Leaving out every picture, quote the data below exactly as it appears.

==== INPUT FOR THIS TASK ====

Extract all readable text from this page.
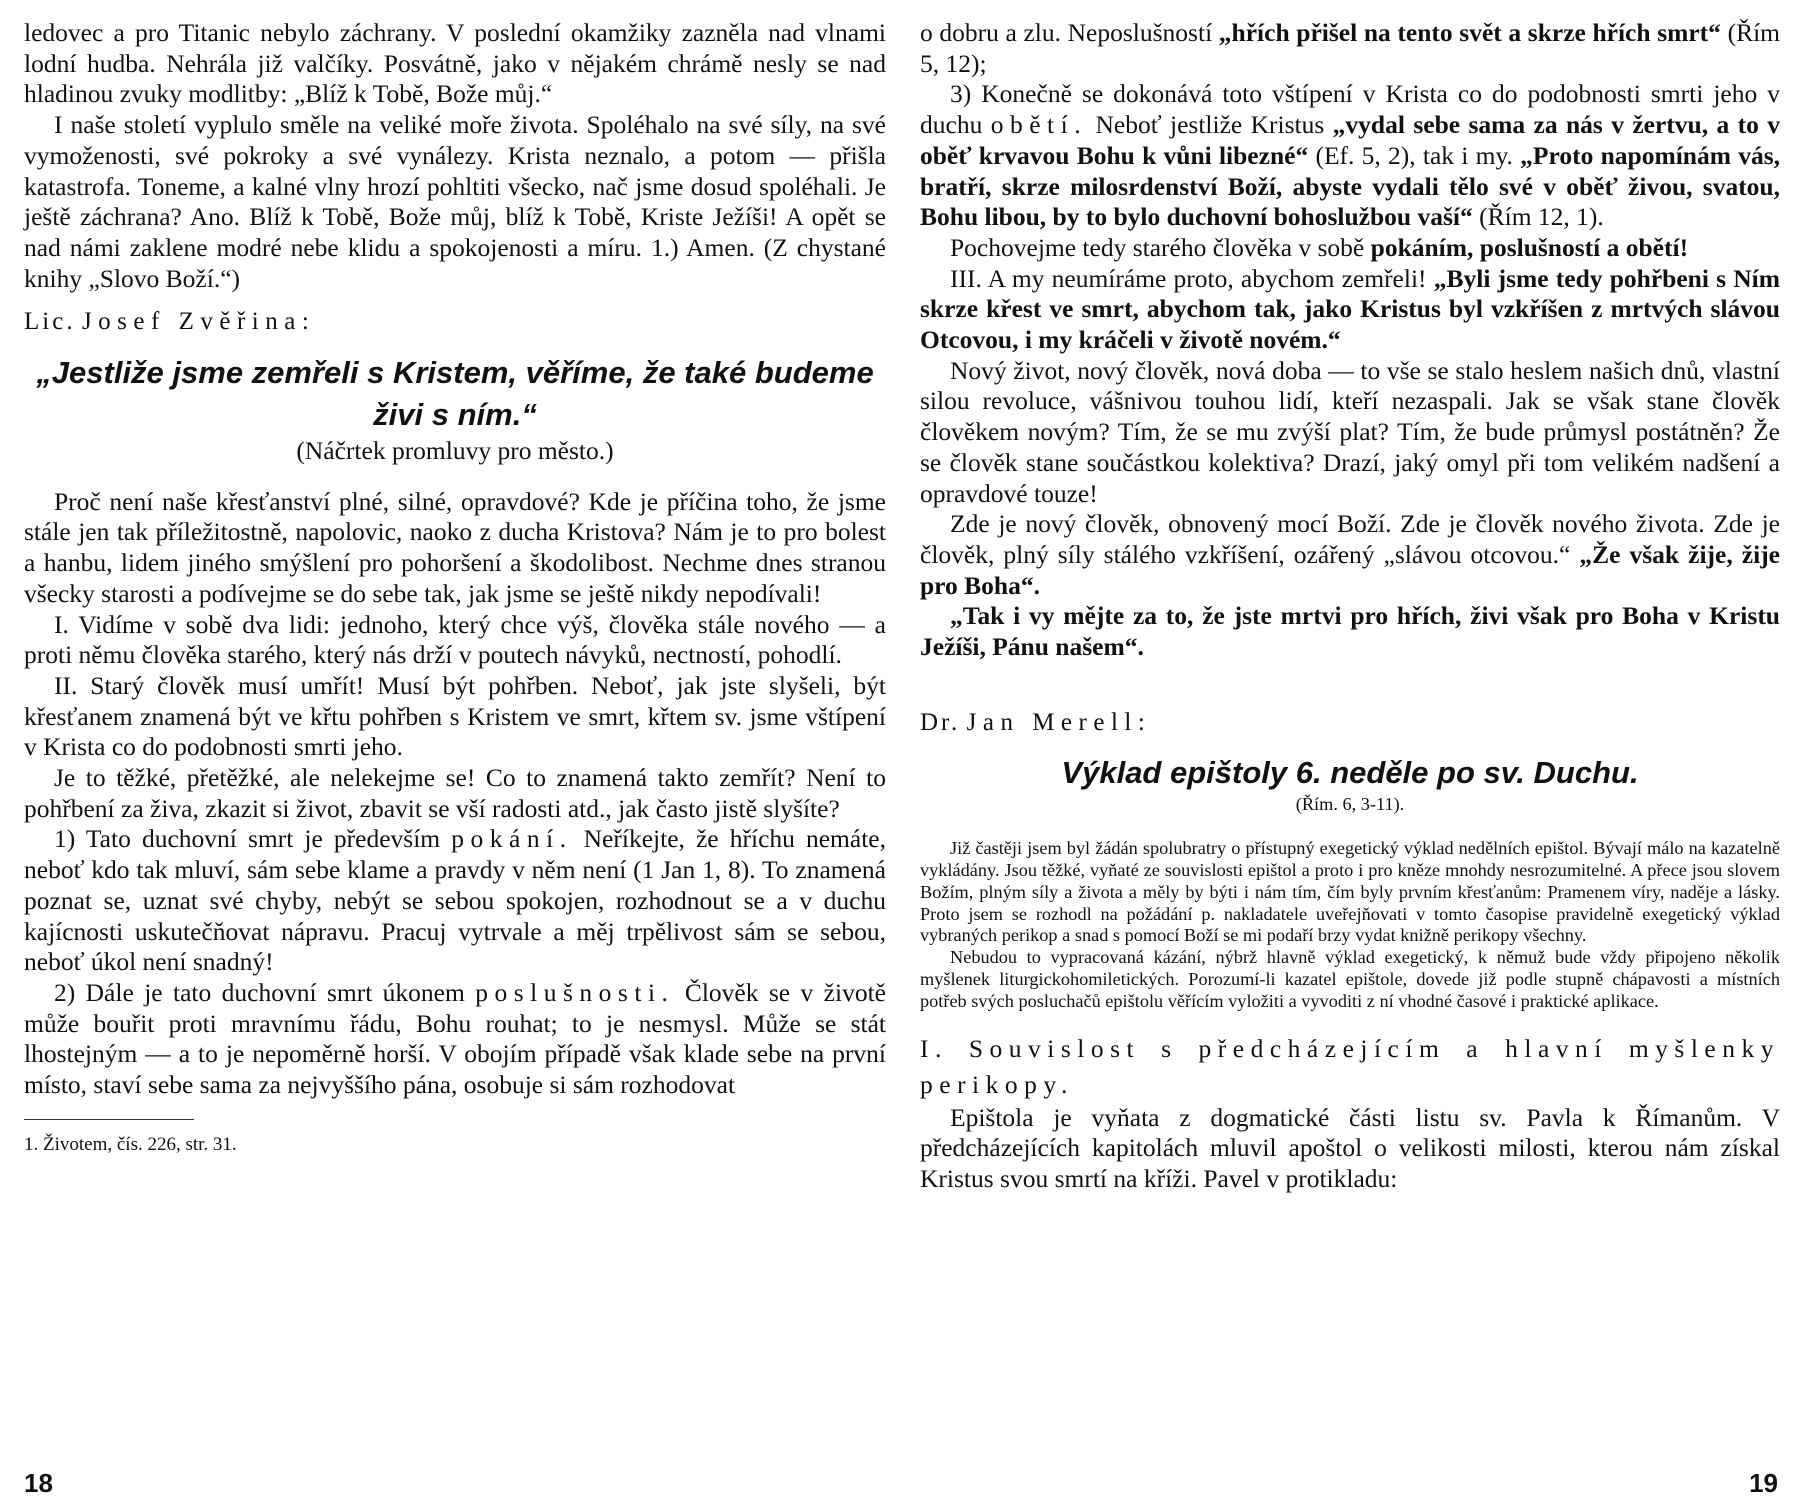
ledovec a pro Titanic nebylo záchrany. V poslední okamžiky zazněla nad vlnami lodní hudba. Nehrála již valčíky. Posvátně, jako v nějakém chrámě nesly se nad hladinou zvuky modlitby: „Blíž k Tobě, Bože můj.“

I naše století vyplulo směle na veliké moře života. Spoléhalo na své síly, na své vymoženosti, své pokroky a své vynálezy. Krista neznalo, a potom — přišla katastrofa. Toneme, a kalné vlny hrozí pohltiti všecko, nač jsme dosud spoléhali. Je ještě záchrana? Ano. Blíž k Tobě, Bože můj, blíž k Tobě, Kriste Ježíši! A opět se nad námi zaklene modré nebe klidu a spokojenosti a míru. 1.) Amen. (Z chystané knihy „Slovo Boží.“)

Lic. Josef Zvěřina:

„Jestliže jsme zemřeli s Kristem, věříme, že také budeme živi s ním.“

(Náčrtek promluvy pro město.)

Proč není naše křesťanství plné, silné, opravdové? Kde je příčina toho, že jsme stále jen tak příležitostně, napolovic, naoko z ducha Kristova? Nám je to pro bolest a hanbu, lidem jiného smýšlení pro pohoršení a škodolibost. Nechme dnes stranou všecky starosti a podívejme se do sebe tak, jak jsme se ještě nikdy nepodívali!

I. Vidíme v sobě dva lidi: jednoho, který chce výš, člověka stále nového — a proti němu člověka starého, který nás drží v poutech návyků, nectností, pohodlí.

II. Starý člověk musí umřít! Musí být pohřben. Neboť, jak jste slyšeli, být křesťanem znamená být ve křtu pohřben s Kristem ve smrt, křtem sv. jsme vštípení v Krista co do podobnosti smrti jeho.

Je to těžké, přetěžké, ale nelekejme se! Co to znamená takto zemřít? Není to pohřbení za živa, zkazit si život, zbavit se vší radosti atd., jak často jistě slyšíte?

1) Tato duchovní smrt je především pokání. Neříkejte, že hříchu nemáte, neboť kdo tak mluví, sám sebe klame a pravdy v něm není (1 Jan 1, 8). To znamená poznat se, uznat své chyby, nebýt se sebou spokojen, rozhodnout se a v duchu kajícnosti uskutečňovat nápravu. Pracuj vytrvale a měj trpělivost sám se sebou, neboť úkol není snadný!

2) Dále je tato duchovní smrt úkonem poslušnosti. Člověk se v životě může bouřit proti mravnímu řádu, Bohu rouhat; to je nesmysl. Může se stát lhostejným — a to je nepoměrně horší. V obojím případě však klade sebe na první místo, staví sebe sama za nejvyššího pána, osobuje si sám rozhodovat

1. Životem, čís. 226, str. 31.

o dobru a zlu. Neposlušností „hřích přišel na tento svět a skrze hřích smrt“ (Řím 5, 12);

3) Konečně se dokonává toto vštípení v Krista co do podobnosti smrti jeho v duchu obětí. Neboť jestliže Kristus „vydal sebe sama za nás v žertvu, a to v oběť krvavou Bohu k vůni libezné“ (Ef. 5, 2), tak i my. „Proto napomínám vás, bratří, skrze milosrdenství Boží, abyste vydali tělo své v oběť živou, svatou, Bohu libou, by to bylo duchovní bohoslužbou vaší“ (Řím 12, 1).

Pochovejme tedy starého člověka v sobě pokáním, poslušností a obětí!

III. A my neumíráme proto, abychom zemřeli! „Byli jsme tedy pohřbeni s Ním skrze křest ve smrt, abychom tak, jako Kristus byl vzkříšen z mrtvých slávou Otcovou, i my kráčeli v životě novém.“

Nový život, nový člověk, nová doba — to vše se stalo heslem našich dnů, vlastní silou revoluce, vášnivou touhou lidí, kteří nezaspali. Jak se však stane člověk člověkem novým? Tím, že se mu zvýší plat? Tím, že bude průmysl postátněn? Že se člověk stane součástkou kolektiva? Drazí, jaký omyl při tom velikém nadšení a opravdové touze!

Zde je nový člověk, obnovený mocí Boží. Zde je člověk nového života. Zde je člověk, plný síly stálého vzkříšení, ozářený „slávou otcovou.“ „Že však žije, žije pro Boha“.

„Tak i vy mějte za to, že jste mrtvi pro hřích, živi však pro Boha v Kristu Ježíši, Pánu našem“.

Dr. Jan Merell:

Výklad epištoly 6. neděle po sv. Duchu.

(Řím. 6, 3-11).

Již častěji jsem byl žádán spolubratry o přístupný exegetický výklad nedělních epištol. Bývají málo na kazatelně vykládány. Jsou těžké, vyňaté ze souvislosti epištol a proto i pro kněze mnohdy nesrozumitelné. A přece jsou slovem Božím, plným síly a života a měly by býti i nám tím, čím byly prvním křesťanům: Pramenem víry, naděje a lásky. Proto jsem se rozhodl na požádání p. nakladatele uveřejňovati v tomto časopise pravidelně exegetický výklad vybraných perikop a snad s pomocí Boží se mi podaří brzy vydat knižně perikopy všechny.

Nebudou to vypracovaná kázání, nýbrž hlavně výklad exegetický, k němuž bude vždy připojeno několik myšlenek liturgickohomiletických. Porozumí-li kazatel epištole, dovede již podle stupně chápavosti a místních potřeb svých posluchačů epištolu věřícím vyložiti a vyvoditi z ní vhodné časové i praktické aplikace.

I. Souvislost s předcházejícím a hlavní myšlenky perikopy.

Epištola je vyňata z dogmatické části listu sv. Pavla k Římanům. V předcházejících kapitolách mluvil apoštol o velikosti milosti, kterou nám získal Kristus svou smrtí na kříži. Pavel v protikladu:

18	19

====

RESPONSE:
Extract all readable text from this page.
ledovec a pro Titanic nebylo záchrany. V poslední okamžiky zazněla nad vlnami lodní hudba. Nehrála již valčíky. Posvátně, jako v nějakém chrámě nesly se nad hladinou zvuky modlitby: „Blíž k Tobě, Bože můj.“

I naše století vyplulo směle na veliké moře života. Spoléhalo na své síly, na své vymoženosti, své pokroky a své vynálezy. Krista neznalo, a potom — přišla katastrofa. Toneme, a kalné vlny hrozí pohltiti všecko, nač jsme dosud spoléhali. Je ještě záchrana? Ano. Blíž k Tobě, Bože můj, blíž k Tobě, Kriste Ježíši! A opět se nad námi zaklene modré nebe klidu a spokojenosti a míru. 1.) Amen. (Z chystané knihy „Slovo Boží.“)

Lic. Josef Zvěřina:

„Jestliže jsme zemřeli s Kristem, věříme, že také budeme živi s ním.“

(Náčrtek promluvy pro město.)

Proč není naše křesťanství plné, silné, opravdové? Kde je příčina toho, že jsme stále jen tak příležitostně, napolovic, naoko z ducha Kristova? Nám je to pro bolest a hanbu, lidem jiného smýšlení pro pohoršení a škodolibost. Nechme dnes stranou všecky starosti a podívejme se do sebe tak, jak jsme se ještě nikdy nepodívali!

I. Vidíme v sobě dva lidi: jednoho, který chce výš, člověka stále nového — a proti němu člověka starého, který nás drží v poutech návyků, nectností, pohodlí.

II. Starý člověk musí umřít! Musí být pohřben. Neboť, jak jste slyšeli, být křesťanem znamená být ve křtu pohřben s Kristem ve smrt, křtem sv. jsme vštípení v Krista co do podobnosti smrti jeho.

Je to těžké, přetěžké, ale nelekejme se! Co to znamená takto zemřít? Není to pohřbení za živa, zkazit si život, zbavit se vší radosti atd., jak často jistě slyšíte?

1) Tato duchovní smrt je především pokání. Neříkejte, že hříchu nemáte, neboť kdo tak mluví, sám sebe klame a pravdy v něm není (1 Jan 1, 8). To znamená poznat se, uznat své chyby, nebýt se sebou spokojen, rozhodnout se a v duchu kajícnosti uskutečňovat nápravu. Pracuj vytrvale a měj trpělivost sám se sebou, neboť úkol není snadný!

2) Dále je tato duchovní smrt úkonem poslušnosti. Člověk se v životě může bouřit proti mravnímu řádu, Bohu rouhat; to je nesmysl. Může se stát lhostejným — a to je nepoměrně horší. V obojím případě však klade sebe na první místo, staví sebe sama za nejvyššího pána, osobuje si sám rozhodovat

1. Životem, čís. 226, str. 31.

o dobru a zlu. Neposlušností „hřích přišel na tento svět a skrze hřích smrt“ (Řím 5, 12);

3) Konečně se dokonává toto vštípení v Krista co do podobnosti smrti jeho v duchu obětí. Neboť jestliže Kristus „vydal sebe sama za nás v žertvu, a to v oběť krvavou Bohu k vůni libezné“ (Ef. 5, 2), tak i my. „Proto napomínám vás, bratří, skrze milosrdenství Boží, abyste vydali tělo své v oběť živou, svatou, Bohu libou, by to bylo duchovní bohoslužbou vaší“ (Řím 12, 1).

Pochovejme tedy starého člověka v sobě pokáním, poslušností a obětí!

III. A my neumíráme proto, abychom zemřeli! „Byli jsme tedy pohřbeni s Ním skrze křest ve smrt, abychom tak, jako Kristus byl vzkříšen z mrtvých slávou Otcovou, i my kráčeli v životě novém.“

Nový život, nový člověk, nová doba — to vše se stalo heslem našich dnů, vlastní silou revoluce, vášnivou touhou lidí, kteří nezaspali. Jak se však stane člověk člověkem novým? Tím, že se mu zvýší plat? Tím, že bude průmysl postátněn? Že se člověk stane součástkou kolektiva? Drazí, jaký omyl při tom velikém nadšení a opravdové touze!

Zde je nový člověk, obnovený mocí Boží. Zde je člověk nového života. Zde je člověk, plný síly stálého vzkříšení, ozářený „slávou otcovou.“ „Že však žije, žije pro Boha“.

„Tak i vy mějte za to, že jste mrtvi pro hřích, živi však pro Boha v Kristu Ježíši, Pánu našem“.

Dr. Jan Merell:

Výklad epištoly 6. neděle po sv. Duchu.

(Řím. 6, 3-11).

Již častěji jsem byl žádán spolubratry o přístupný exegetický výklad nedělních epištol. Bývají málo na kazatelně vykládány. Jsou těžké, vyňaté ze souvislosti epištol a proto i pro kněze mnohdy nesrozumitelné. A přece jsou slovem Božím, plným síly a života a měly by býti i nám tím, čím byly prvním křesťanům: Pramenem víry, naděje a lásky. Proto jsem se rozhodl na požádání p. nakladatele uveřejňovati v tomto časopise pravidelně exegetický výklad vybraných perikop a snad s pomocí Boží se mi podaří brzy vydat knižně perikopy všechny.

Nebudou to vypracovaná kázání, nýbrž hlavně výklad exegetický, k němuž bude vždy připojeno několik myšlenek liturgickohomiletických. Porozumí-li kazatel epištole, dovede již podle stupně chápavosti a místních potřeb svých posluchačů epištolu věřícím vyložiti a vyvoditi z ní vhodné časové i praktické aplikace.

I. Souvislost s předcházejícím a hlavní myšlenky perikopy.

Epištola je vyňata z dogmatické části listu sv. Pavla k Římanům. V předcházejících kapitolách mluvil apoštol o velikosti milosti, kterou nám získal Kristus svou smrtí na kříži. Pavel v protikladu:

18	19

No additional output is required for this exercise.